§ Data shown:
## Begin
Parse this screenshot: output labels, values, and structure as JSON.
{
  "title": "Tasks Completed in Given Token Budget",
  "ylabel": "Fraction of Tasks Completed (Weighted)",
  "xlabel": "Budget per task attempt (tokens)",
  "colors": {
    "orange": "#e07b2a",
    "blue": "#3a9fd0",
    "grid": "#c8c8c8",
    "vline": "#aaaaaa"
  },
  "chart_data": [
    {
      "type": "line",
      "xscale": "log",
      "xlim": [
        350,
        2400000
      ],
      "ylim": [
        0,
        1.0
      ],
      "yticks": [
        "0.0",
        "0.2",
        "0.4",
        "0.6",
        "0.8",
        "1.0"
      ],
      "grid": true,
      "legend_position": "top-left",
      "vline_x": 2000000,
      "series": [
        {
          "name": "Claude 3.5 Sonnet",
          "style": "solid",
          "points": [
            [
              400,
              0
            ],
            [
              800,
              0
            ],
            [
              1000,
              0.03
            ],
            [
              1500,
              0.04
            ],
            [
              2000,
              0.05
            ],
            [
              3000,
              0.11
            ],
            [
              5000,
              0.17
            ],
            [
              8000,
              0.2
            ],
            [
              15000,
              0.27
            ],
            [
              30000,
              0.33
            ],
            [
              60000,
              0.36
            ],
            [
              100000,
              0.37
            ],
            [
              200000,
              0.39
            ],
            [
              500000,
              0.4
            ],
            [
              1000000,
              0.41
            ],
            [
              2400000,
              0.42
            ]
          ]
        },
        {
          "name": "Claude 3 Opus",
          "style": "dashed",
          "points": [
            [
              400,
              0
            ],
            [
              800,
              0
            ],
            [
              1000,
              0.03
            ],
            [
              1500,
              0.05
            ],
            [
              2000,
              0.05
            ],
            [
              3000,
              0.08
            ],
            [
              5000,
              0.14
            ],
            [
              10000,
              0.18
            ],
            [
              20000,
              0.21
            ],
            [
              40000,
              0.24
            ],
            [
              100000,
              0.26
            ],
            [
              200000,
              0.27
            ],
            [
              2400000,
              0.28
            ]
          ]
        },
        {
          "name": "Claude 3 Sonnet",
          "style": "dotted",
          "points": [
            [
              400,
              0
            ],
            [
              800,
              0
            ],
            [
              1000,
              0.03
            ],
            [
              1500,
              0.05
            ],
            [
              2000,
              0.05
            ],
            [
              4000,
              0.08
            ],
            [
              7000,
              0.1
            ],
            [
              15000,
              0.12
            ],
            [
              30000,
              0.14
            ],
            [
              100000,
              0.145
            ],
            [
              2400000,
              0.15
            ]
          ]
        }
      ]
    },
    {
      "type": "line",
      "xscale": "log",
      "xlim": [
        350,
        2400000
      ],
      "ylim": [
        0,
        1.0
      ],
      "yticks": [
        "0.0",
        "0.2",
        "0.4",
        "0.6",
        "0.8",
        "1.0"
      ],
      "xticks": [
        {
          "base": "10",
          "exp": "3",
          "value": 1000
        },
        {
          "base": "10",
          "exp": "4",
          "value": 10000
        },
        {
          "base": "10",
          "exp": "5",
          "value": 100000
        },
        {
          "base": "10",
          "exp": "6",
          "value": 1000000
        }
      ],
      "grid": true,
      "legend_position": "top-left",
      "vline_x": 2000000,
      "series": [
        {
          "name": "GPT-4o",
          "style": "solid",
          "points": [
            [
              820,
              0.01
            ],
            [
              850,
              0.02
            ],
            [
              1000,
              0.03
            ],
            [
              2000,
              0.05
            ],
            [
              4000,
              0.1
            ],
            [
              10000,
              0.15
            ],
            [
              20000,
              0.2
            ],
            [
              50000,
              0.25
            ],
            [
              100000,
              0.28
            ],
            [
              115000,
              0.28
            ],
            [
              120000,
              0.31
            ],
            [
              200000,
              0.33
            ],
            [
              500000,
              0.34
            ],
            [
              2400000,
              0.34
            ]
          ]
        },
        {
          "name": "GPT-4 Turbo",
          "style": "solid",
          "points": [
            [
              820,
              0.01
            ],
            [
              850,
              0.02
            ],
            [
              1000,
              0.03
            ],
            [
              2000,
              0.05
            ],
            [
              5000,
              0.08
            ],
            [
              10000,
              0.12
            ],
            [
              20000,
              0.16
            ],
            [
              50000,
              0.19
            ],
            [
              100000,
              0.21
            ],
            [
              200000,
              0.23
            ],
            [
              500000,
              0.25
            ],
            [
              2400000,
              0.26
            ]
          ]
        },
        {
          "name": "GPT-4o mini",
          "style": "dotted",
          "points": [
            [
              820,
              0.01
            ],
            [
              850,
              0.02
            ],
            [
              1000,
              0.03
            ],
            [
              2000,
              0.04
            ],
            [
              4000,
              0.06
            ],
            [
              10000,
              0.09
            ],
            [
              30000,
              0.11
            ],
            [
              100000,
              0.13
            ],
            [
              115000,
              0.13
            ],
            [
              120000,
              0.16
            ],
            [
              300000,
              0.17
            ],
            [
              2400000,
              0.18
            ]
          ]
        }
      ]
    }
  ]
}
## End
§ What is expected: Retype the whole listing above exactly.

§ Expected answer:
Parse this screenshot: output labels, values, and structure as JSON.
{
  "title": "Tasks Completed in Given Token Budget",
  "ylabel": "Fraction of Tasks Completed (Weighted)",
  "xlabel": "Budget per task attempt (tokens)",
  "colors": {
    "orange": "#e07b2a",
    "blue": "#3a9fd0",
    "grid": "#c8c8c8",
    "vline": "#aaaaaa"
  },
  "chart_data": [
    {
      "type": "line",
      "xscale": "log",
      "xlim": [
        350,
        2400000
      ],
      "ylim": [
        0,
        1.0
      ],
      "yticks": [
        "0.0",
        "0.2",
        "0.4",
        "0.6",
        "0.8",
        "1.0"
      ],
      "grid": true,
      "legend_position": "top-left",
      "vline_x": 2000000,
      "series": [
        {
          "name": "Claude 3.5 Sonnet",
          "style": "solid",
          "points": [
            [
              400,
              0
            ],
            [
              800,
              0
            ],
            [
              1000,
              0.03
            ],
            [
              1500,
              0.04
            ],
            [
              2000,
              0.05
            ],
            [
              3000,
              0.11
            ],
            [
              5000,
              0.17
            ],
            [
              8000,
              0.2
            ],
            [
              15000,
              0.27
            ],
            [
              30000,
              0.33
            ],
            [
              60000,
              0.36
            ],
            [
              100000,
              0.37
            ],
            [
              200000,
              0.39
            ],
            [
              500000,
              0.4
            ],
            [
              1000000,
              0.41
            ],
            [
              2400000,
              0.42
            ]
          ]
        },
        {
          "name": "Claude 3 Opus",
          "style": "dashed",
          "points": [
            [
              400,
              0
            ],
            [
              800,
              0
            ],
            [
              1000,
              0.03
            ],
            [
              1500,
              0.05
            ],
            [
              2000,
              0.05
            ],
            [
              3000,
              0.08
            ],
            [
              5000,
              0.14
            ],
            [
              10000,
              0.18
            ],
            [
              20000,
              0.21
            ],
            [
              40000,
              0.24
            ],
            [
              100000,
              0.26
            ],
            [
              200000,
              0.27
            ],
            [
              2400000,
              0.28
            ]
          ]
        },
        {
          "name": "Claude 3 Sonnet",
          "style": "dotted",
          "points": [
            [
              400,
              0
            ],
            [
              800,
              0
            ],
            [
              1000,
              0.03
            ],
            [
              1500,
              0.05
            ],
            [
              2000,
              0.05
            ],
            [
              4000,
              0.08
            ],
            [
              7000,
              0.1
            ],
            [
              15000,
              0.12
            ],
            [
              30000,
              0.14
            ],
            [
              100000,
              0.145
            ],
            [
              2400000,
              0.15
            ]
          ]
        }
      ]
    },
    {
      "type": "line",
      "xscale": "log",
      "xlim": [
        350,
        2400000
      ],
      "ylim": [
        0,
        1.0
      ],
      "yticks": [
        "0.0",
        "0.2",
        "0.4",
        "0.6",
        "0.8",
        "1.0"
      ],
      "xticks": [
        {
          "base": "10",
          "exp": "3",
          "value": 1000
        },
        {
          "base": "10",
          "exp": "4",
          "value": 10000
        },
        {
          "base": "10",
          "exp": "5",
          "value": 100000
        },
        {
          "base": "10",
          "exp": "6",
          "value": 1000000
        }
      ],
      "grid": true,
      "legend_position": "top-left",
      "vline_x": 2000000,
      "series": [
        {
          "name": "GPT-4o",
          "style": "solid",
          "points": [
            [
              820,
              0.01
            ],
            [
              850,
              0.02
            ],
            [
              1000,
              0.03
            ],
            [
              2000,
              0.05
            ],
            [
              4000,
              0.1
            ],
            [
              10000,
              0.15
            ],
            [
              20000,
              0.2
            ],
            [
              50000,
              0.25
            ],
            [
              100000,
              0.28
            ],
            [
              115000,
              0.28
            ],
            [
              120000,
              0.31
            ],
            [
              200000,
              0.33
            ],
            [
              500000,
              0.34
            ],
            [
              2400000,
              0.34
            ]
          ]
        },
        {
          "name": "GPT-4 Turbo",
          "style": "solid",
          "points": [
            [
              820,
              0.01
            ],
            [
              850,
              0.02
            ],
            [
              1000,
              0.03
            ],
            [
              2000,
              0.05
            ],
            [
              5000,
              0.08
            ],
            [
              10000,
              0.12
            ],
            [
              20000,
              0.16
            ],
            [
              50000,
              0.19
            ],
            [
              100000,
              0.21
            ],
            [
              200000,
              0.23
            ],
            [
              500000,
              0.25
            ],
            [
              2400000,
              0.26
            ]
          ]
        },
        {
          "name": "GPT-4o mini",
          "style": "dotted",
          "points": [
            [
              820,
              0.01
            ],
            [
              850,
              0.02
            ],
            [
              1000,
              0.03
            ],
            [
              2000,
              0.04
            ],
            [
              4000,
              0.06
            ],
            [
              10000,
              0.09
            ],
            [
              30000,
              0.11
            ],
            [
              100000,
              0.13
            ],
            [
              115000,
              0.13
            ],
            [
              120000,
              0.16
            ],
            [
              300000,
              0.17
            ],
            [
              2400000,
              0.18
            ]
          ]
        }
      ]
    }
  ]
}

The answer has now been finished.